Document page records
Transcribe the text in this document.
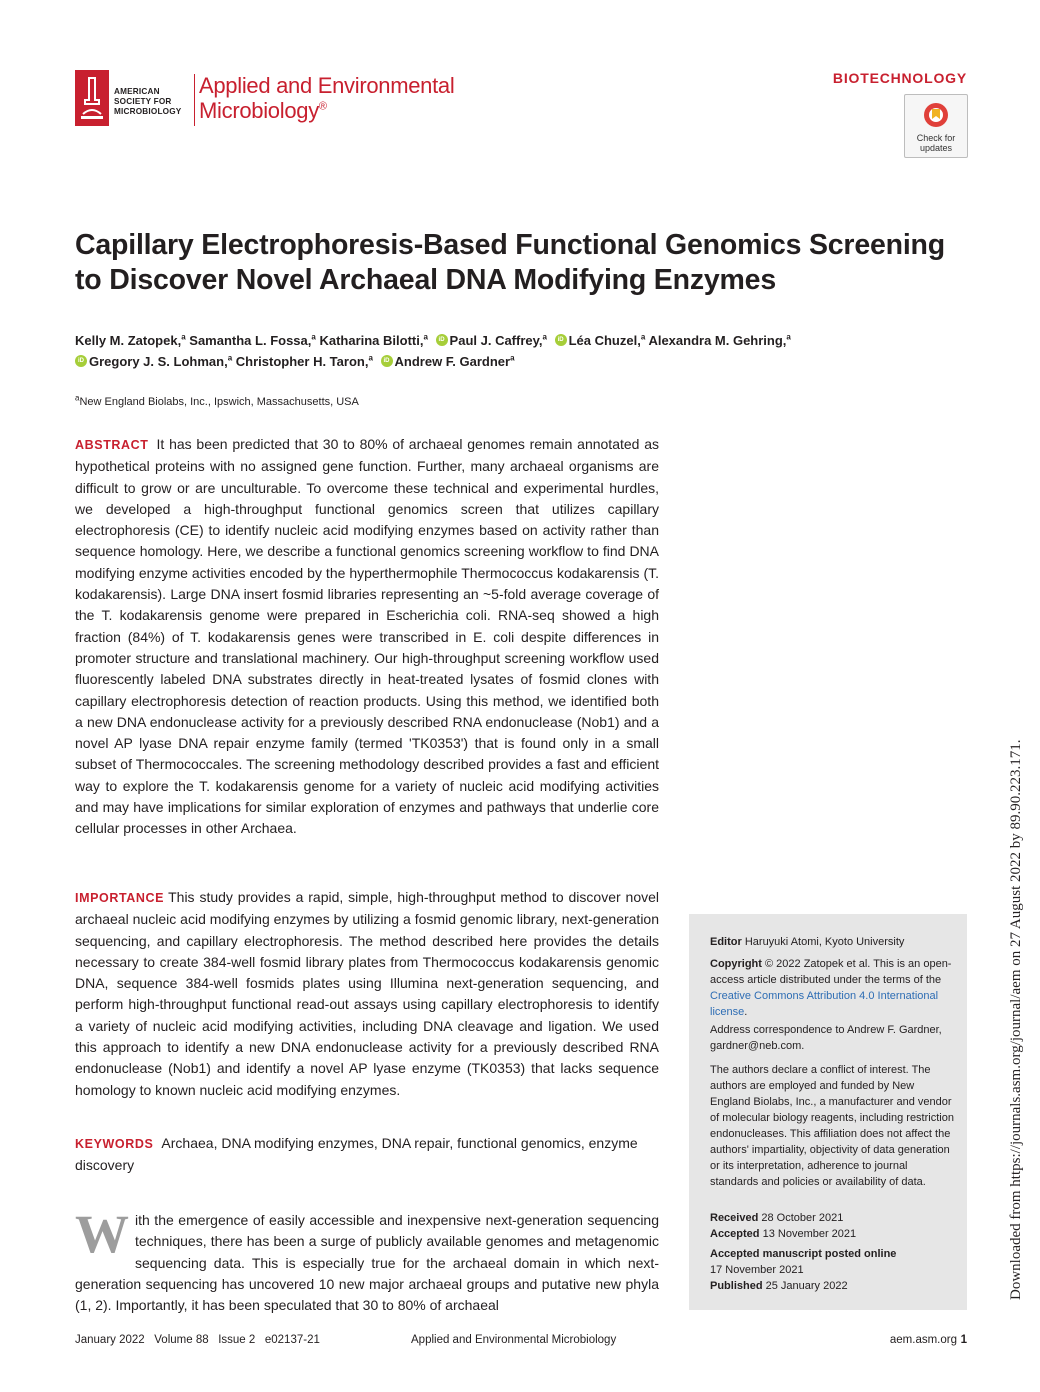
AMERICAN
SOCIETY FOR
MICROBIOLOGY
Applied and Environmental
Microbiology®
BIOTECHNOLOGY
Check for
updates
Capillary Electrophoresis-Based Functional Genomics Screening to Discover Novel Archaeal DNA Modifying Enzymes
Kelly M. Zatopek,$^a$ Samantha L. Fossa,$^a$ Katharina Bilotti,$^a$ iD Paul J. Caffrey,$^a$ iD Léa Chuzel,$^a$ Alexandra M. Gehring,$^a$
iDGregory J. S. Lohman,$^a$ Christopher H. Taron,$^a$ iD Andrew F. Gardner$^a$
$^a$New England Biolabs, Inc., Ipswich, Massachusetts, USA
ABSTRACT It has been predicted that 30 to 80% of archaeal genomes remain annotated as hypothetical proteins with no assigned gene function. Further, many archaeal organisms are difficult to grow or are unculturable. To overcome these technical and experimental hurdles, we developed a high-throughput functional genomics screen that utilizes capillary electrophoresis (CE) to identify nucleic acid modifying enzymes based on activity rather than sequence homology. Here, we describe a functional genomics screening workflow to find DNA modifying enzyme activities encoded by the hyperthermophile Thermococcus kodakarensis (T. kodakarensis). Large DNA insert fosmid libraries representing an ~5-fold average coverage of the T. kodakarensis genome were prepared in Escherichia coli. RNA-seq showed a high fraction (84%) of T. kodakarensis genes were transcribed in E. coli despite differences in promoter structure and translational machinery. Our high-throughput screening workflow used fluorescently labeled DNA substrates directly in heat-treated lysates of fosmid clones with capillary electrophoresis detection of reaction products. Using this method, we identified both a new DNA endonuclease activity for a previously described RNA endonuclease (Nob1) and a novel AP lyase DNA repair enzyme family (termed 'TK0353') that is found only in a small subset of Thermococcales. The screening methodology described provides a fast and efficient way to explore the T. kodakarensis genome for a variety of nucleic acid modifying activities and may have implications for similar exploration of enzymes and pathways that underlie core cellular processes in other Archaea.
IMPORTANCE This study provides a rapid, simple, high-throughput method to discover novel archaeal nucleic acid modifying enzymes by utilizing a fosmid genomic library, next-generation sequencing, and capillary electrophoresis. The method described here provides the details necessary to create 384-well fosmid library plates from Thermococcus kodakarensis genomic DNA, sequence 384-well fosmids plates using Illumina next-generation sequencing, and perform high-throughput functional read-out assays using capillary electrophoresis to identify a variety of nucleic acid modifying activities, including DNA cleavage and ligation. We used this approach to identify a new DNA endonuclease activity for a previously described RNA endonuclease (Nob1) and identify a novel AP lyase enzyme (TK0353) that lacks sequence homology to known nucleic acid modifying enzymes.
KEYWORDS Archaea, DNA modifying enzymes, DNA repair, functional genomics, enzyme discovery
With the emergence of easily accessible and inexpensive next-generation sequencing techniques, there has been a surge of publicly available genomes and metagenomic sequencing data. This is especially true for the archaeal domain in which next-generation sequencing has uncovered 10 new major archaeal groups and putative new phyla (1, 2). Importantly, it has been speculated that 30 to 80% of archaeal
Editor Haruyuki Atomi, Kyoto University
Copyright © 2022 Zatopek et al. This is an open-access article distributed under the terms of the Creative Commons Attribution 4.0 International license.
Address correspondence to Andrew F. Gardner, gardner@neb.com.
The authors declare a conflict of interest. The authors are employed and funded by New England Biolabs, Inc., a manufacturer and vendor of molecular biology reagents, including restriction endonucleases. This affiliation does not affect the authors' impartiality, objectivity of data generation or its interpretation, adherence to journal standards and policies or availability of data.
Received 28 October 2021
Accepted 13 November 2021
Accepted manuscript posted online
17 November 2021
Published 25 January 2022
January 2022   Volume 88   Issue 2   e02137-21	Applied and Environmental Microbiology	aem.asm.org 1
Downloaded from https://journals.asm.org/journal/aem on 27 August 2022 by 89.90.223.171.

**Exercise:** Give back every record exactly. Omit the pictures.

**Reply to the exercise:**
Transcribe the text in this document.
AMERICAN
SOCIETY FOR
MICROBIOLOGY
Applied and Environmental
Microbiology®
BIOTECHNOLOGY
Check for
updates
Capillary Electrophoresis-Based Functional Genomics Screening to Discover Novel Archaeal DNA Modifying Enzymes
Kelly M. Zatopek,$^a$ Samantha L. Fossa,$^a$ Katharina Bilotti,$^a$ iD Paul J. Caffrey,$^a$ iD Léa Chuzel,$^a$ Alexandra M. Gehring,$^a$
iDGregory J. S. Lohman,$^a$ Christopher H. Taron,$^a$ iD Andrew F. Gardner$^a$
$^a$New England Biolabs, Inc., Ipswich, Massachusetts, USA
ABSTRACT It has been predicted that 30 to 80% of archaeal genomes remain annotated as hypothetical proteins with no assigned gene function. Further, many archaeal organisms are difficult to grow or are unculturable. To overcome these technical and experimental hurdles, we developed a high-throughput functional genomics screen that utilizes capillary electrophoresis (CE) to identify nucleic acid modifying enzymes based on activity rather than sequence homology. Here, we describe a functional genomics screening workflow to find DNA modifying enzyme activities encoded by the hyperthermophile Thermococcus kodakarensis (T. kodakarensis). Large DNA insert fosmid libraries representing an ~5-fold average coverage of the T. kodakarensis genome were prepared in Escherichia coli. RNA-seq showed a high fraction (84%) of T. kodakarensis genes were transcribed in E. coli despite differences in promoter structure and translational machinery. Our high-throughput screening workflow used fluorescently labeled DNA substrates directly in heat-treated lysates of fosmid clones with capillary electrophoresis detection of reaction products. Using this method, we identified both a new DNA endonuclease activity for a previously described RNA endonuclease (Nob1) and a novel AP lyase DNA repair enzyme family (termed 'TK0353') that is found only in a small subset of Thermococcales. The screening methodology described provides a fast and efficient way to explore the T. kodakarensis genome for a variety of nucleic acid modifying activities and may have implications for similar exploration of enzymes and pathways that underlie core cellular processes in other Archaea.
IMPORTANCE This study provides a rapid, simple, high-throughput method to discover novel archaeal nucleic acid modifying enzymes by utilizing a fosmid genomic library, next-generation sequencing, and capillary electrophoresis. The method described here provides the details necessary to create 384-well fosmid library plates from Thermococcus kodakarensis genomic DNA, sequence 384-well fosmids plates using Illumina next-generation sequencing, and perform high-throughput functional read-out assays using capillary electrophoresis to identify a variety of nucleic acid modifying activities, including DNA cleavage and ligation. We used this approach to identify a new DNA endonuclease activity for a previously described RNA endonuclease (Nob1) and identify a novel AP lyase enzyme (TK0353) that lacks sequence homology to known nucleic acid modifying enzymes.
KEYWORDS Archaea, DNA modifying enzymes, DNA repair, functional genomics, enzyme discovery
With the emergence of easily accessible and inexpensive next-generation sequencing techniques, there has been a surge of publicly available genomes and metagenomic sequencing data. This is especially true for the archaeal domain in which next-generation sequencing has uncovered 10 new major archaeal groups and putative new phyla (1, 2). Importantly, it has been speculated that 30 to 80% of archaeal
Editor Haruyuki Atomi, Kyoto University
Copyright © 2022 Zatopek et al. This is an open-access article distributed under the terms of the Creative Commons Attribution 4.0 International license.
Address correspondence to Andrew F. Gardner, gardner@neb.com.
The authors declare a conflict of interest. The authors are employed and funded by New England Biolabs, Inc., a manufacturer and vendor of molecular biology reagents, including restriction endonucleases. This affiliation does not affect the authors' impartiality, objectivity of data generation or its interpretation, adherence to journal standards and policies or availability of data.
Received 28 October 2021
Accepted 13 November 2021
Accepted manuscript posted online
17 November 2021
Published 25 January 2022
January 2022   Volume 88   Issue 2   e02137-21	Applied and Environmental Microbiology	aem.asm.org 1
Downloaded from https://journals.asm.org/journal/aem on 27 August 2022 by 89.90.223.171.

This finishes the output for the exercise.